DIRECTIONS -
Where a line contains the word "content", copy that line.

★ ★ ★ ★ ★

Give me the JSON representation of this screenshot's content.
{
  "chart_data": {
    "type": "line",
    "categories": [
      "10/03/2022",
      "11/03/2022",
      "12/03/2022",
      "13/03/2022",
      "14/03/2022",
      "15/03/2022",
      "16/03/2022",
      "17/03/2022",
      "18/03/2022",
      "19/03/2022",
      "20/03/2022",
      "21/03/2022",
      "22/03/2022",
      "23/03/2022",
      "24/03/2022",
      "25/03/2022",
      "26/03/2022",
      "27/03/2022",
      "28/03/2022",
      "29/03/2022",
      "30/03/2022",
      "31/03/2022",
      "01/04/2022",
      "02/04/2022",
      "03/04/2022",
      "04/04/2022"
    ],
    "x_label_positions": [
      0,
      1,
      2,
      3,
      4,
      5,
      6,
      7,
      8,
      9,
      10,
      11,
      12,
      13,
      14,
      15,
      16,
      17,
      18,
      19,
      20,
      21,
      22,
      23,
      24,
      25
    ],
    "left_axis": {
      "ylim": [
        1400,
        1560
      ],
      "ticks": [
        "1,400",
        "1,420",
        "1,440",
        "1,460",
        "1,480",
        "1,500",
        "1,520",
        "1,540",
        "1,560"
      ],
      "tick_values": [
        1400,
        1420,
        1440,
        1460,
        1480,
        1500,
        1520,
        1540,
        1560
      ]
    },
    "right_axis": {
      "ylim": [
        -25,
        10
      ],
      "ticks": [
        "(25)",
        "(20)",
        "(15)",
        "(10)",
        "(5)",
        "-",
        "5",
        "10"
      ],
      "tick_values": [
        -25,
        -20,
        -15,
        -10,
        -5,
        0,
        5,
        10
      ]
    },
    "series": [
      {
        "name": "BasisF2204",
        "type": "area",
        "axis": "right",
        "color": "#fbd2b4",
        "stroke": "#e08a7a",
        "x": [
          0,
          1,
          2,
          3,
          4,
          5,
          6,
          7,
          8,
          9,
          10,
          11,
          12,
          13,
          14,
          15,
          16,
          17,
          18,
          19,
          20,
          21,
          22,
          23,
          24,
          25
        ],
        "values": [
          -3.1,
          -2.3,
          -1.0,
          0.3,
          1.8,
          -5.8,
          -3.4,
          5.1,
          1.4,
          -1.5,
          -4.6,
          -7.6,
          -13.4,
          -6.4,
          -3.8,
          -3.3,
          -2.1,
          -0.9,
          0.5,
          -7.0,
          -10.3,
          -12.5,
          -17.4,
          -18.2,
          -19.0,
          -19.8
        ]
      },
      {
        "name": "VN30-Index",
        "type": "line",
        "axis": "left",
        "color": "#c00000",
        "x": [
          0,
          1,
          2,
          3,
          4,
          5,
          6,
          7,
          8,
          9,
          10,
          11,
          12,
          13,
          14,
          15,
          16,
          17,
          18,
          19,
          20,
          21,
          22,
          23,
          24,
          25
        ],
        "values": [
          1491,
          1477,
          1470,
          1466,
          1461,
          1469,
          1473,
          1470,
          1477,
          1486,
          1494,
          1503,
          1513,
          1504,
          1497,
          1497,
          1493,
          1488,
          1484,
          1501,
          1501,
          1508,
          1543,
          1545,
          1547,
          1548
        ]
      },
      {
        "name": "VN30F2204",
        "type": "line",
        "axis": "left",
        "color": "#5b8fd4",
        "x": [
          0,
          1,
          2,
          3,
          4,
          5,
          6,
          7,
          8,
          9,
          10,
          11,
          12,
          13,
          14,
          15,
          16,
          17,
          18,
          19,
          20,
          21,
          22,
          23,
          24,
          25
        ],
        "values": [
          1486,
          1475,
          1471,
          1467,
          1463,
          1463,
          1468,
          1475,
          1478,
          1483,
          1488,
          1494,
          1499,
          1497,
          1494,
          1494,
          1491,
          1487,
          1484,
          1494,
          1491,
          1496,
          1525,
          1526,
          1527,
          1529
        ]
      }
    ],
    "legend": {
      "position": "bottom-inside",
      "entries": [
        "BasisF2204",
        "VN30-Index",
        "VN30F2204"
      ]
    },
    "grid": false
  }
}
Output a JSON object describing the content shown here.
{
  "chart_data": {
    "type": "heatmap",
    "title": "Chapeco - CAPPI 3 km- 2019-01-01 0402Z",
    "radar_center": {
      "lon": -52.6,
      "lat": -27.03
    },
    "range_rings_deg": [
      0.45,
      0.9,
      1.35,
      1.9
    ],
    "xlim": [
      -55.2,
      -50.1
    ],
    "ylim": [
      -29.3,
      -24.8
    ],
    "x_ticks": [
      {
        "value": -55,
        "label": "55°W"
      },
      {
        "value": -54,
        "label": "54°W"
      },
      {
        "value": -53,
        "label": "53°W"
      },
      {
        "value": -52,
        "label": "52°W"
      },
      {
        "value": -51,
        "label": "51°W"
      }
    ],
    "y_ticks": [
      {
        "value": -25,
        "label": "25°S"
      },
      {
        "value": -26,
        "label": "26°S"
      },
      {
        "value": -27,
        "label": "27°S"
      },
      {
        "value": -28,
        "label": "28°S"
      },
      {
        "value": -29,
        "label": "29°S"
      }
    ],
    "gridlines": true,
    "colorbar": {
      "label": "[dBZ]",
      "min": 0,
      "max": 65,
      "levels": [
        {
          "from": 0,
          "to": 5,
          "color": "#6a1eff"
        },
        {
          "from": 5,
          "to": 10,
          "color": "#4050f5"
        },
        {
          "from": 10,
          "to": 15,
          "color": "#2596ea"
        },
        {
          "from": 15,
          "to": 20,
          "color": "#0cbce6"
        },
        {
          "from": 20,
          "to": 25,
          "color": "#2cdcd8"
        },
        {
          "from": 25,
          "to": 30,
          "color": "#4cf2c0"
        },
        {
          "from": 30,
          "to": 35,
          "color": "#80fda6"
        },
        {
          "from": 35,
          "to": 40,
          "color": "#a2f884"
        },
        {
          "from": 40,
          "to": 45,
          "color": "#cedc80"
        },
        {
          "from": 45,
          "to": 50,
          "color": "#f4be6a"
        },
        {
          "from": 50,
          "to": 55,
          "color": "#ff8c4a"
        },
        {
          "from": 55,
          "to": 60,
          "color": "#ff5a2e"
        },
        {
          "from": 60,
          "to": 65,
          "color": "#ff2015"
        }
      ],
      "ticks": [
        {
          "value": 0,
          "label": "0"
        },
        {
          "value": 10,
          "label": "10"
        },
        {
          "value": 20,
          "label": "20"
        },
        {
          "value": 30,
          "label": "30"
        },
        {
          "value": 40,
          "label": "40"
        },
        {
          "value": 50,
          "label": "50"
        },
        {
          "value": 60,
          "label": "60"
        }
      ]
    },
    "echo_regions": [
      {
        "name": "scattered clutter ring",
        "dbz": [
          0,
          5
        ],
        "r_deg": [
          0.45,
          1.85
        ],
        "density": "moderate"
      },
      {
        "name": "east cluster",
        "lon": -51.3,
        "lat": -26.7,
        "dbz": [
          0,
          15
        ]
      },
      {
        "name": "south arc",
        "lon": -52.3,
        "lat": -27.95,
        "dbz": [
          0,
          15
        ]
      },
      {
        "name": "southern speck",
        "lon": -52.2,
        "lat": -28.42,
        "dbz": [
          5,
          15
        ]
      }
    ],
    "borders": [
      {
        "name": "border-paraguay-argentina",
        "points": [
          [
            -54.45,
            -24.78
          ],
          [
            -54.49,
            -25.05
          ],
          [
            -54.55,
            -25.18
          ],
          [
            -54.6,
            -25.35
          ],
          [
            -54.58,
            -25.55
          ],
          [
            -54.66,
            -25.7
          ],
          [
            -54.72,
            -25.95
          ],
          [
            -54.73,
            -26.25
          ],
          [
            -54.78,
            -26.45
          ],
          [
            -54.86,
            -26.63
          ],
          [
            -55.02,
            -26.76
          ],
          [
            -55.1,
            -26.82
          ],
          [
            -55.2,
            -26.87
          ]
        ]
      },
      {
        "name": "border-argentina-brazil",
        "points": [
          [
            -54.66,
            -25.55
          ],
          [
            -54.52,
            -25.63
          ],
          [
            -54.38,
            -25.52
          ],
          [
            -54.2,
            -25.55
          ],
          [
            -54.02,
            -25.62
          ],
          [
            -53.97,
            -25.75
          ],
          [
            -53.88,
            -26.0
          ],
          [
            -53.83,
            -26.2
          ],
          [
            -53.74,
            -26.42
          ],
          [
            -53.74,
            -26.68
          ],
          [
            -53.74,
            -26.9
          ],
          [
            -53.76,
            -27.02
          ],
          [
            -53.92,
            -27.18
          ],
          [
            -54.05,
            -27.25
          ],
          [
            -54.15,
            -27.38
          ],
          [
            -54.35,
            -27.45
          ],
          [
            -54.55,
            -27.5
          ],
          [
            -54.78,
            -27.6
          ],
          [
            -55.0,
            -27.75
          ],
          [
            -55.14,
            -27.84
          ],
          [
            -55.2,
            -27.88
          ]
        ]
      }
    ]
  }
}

★ ★ ★ ★ ★

CORRECT ANSWER -
Give me the JSON representation of this screenshot's content.
Output a JSON object describing the content shown here.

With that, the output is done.